▸ **Pedido**: Repita sem mudar nada o trecho do texto sobre os povos indígenas do Brasil que vai desde "É relevante destacar" até "de tratados territoriais?".

== Texto ==

Percorrendo caminhos históricos

Por muito tempo os compêndios de história do Brasil ensinaram aos alunos de primeiro grau que os portugueses detinham o primado da descoberta desse país ao desembarcarem no Ilhéu da Coroa Vermelha em 22 de abril de 1500, e que outros povos europeus os antecederam ao desembarque. Mas o que dizer, então, da presença imemorial dos diferentes grupos indígenas que aqui viviam no litoral e no interior do território brasileiro? Se autócnes ou alóctones não está aqui em discussão, porém, importante é reconhecer o fato dessa inequívoca presença anterior no processo de ocupação humana, atestada tanto pelos estudos históricos quanto antropológicos conhecidos.

É relevante destacar que nessa terra de 'além-mar' um formidável contingente humano já vivia em grupos cultural e politicamente organizados e diferenciados, cuja herança manifesta-se em traços físicos, em processos identitários, nas práticas contemporâneas de arranjos socioculturais para apropriação, uso e manejo de recursos naturais, nas representações coletivas relacionadas ao meio ambiente e certamente em outras práticas dos povos amazônicos.

O que dizer, então, da presença imemorial dos diversos grupos indígenas - os primevos e verdadeiros donos da 'terra ignota' - igualmente agrupados cultural e politicamente em diferentes áreas do Brasil e da Amazônia à chegada dos colonizadores, estes motivados pelas determinações de tratados territoriais?

O etnólogo Curt Nimuendaju (1944 apud IBGE, 1987) elaborou um mapa da distribuição desses grupos indígenas do Brasil que imemorialmente ocuparam o território nacional antes das primeiras tentativas de ocupação estrangeira, destacando a dinâmica migratória provocada por perturbações exógenas.

O historiador Antonio Porro (1993) reafirma esse fato em seu estudo sobre a etno-história das antigas populações da região amazônica, destacando os povos da várzea do rio Amazonas. Faz referência à presença de um considerável contingente indígena que habitava às margens desse rio, que mais tarde foi tangido para o interior através dos caminhos abertos por eles em direção ao interior amazônico. Destaca também sua redução para quase 200 mil índios no início dos anos 1990, cujo tipo físico revela, em maior ou menor grau, a herança genética do índio nos grupos indígenas e caboclos contemporâneos da região. Ainda em outro trabalho mais recente, Porro (1996) trata da organização social e o poder político entre os índios da Amazônia, desde a 'pré-história ao presente'.

===
== Linhas extraídas ==

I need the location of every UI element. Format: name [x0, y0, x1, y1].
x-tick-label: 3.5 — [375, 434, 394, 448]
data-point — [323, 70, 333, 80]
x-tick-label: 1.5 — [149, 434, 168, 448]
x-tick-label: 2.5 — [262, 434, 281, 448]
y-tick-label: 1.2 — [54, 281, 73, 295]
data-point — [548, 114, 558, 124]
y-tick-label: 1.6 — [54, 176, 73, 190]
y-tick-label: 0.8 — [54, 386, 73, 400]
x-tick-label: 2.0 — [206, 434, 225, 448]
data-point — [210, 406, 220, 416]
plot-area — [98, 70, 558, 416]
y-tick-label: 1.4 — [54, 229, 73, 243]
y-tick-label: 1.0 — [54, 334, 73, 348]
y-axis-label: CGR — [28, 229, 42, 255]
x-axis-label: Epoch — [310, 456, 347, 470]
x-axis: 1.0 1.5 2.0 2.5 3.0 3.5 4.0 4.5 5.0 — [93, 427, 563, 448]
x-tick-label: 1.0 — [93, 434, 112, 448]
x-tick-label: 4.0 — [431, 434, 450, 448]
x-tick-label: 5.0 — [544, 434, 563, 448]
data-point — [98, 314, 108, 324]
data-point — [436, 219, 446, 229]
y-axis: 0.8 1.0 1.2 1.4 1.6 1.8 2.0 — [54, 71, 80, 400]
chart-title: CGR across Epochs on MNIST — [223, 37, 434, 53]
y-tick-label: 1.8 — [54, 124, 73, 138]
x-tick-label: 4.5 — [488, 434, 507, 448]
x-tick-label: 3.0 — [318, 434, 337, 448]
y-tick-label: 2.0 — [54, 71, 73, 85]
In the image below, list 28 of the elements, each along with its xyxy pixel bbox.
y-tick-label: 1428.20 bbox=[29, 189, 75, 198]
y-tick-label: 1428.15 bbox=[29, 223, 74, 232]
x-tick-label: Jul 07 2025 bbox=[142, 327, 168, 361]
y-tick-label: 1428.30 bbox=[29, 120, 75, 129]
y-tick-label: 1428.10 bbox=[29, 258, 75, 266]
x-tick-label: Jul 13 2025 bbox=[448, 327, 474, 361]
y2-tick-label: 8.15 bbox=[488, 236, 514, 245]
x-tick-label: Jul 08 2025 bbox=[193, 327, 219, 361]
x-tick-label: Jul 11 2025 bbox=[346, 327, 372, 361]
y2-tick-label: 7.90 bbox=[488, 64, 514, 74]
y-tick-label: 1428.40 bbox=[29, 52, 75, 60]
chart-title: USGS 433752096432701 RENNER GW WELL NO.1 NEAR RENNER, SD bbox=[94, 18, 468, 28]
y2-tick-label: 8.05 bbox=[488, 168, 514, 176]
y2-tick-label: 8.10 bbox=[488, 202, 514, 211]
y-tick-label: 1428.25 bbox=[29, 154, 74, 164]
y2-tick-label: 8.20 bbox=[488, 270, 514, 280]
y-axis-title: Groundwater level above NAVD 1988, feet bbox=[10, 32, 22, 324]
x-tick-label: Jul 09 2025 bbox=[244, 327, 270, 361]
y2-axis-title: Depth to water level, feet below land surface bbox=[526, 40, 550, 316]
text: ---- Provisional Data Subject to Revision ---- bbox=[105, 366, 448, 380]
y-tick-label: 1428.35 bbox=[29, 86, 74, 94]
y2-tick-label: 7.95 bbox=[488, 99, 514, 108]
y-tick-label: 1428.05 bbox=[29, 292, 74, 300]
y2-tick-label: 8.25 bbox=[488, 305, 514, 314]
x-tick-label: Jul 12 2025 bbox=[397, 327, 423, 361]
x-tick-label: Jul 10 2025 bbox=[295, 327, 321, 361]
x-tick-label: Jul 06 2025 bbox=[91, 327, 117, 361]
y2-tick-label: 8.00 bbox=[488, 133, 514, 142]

===

▸ **Resultado**:
É relevante destacar que nessa terra de 'além-mar' um formidável contingente humano já vivia em grupos cultural e politicamente organizados e diferenciados, cuja herança manifesta-se em traços físicos, em processos identitários, nas práticas contemporâneas de arranjos socioculturais para apropriação, uso e manejo de recursos naturais, nas representações coletivas relacionadas ao meio ambiente e certamente em outras práticas dos povos amazônicos.

O que dizer, então, da presença imemorial dos diversos grupos indígenas - os primevos e verdadeiros donos da 'terra ignota' - igualmente agrupados cultural e politicamente em diferentes áreas do Brasil e da Amazônia à chegada dos colonizadores, estes motivados pelas determinações de tratados territoriais?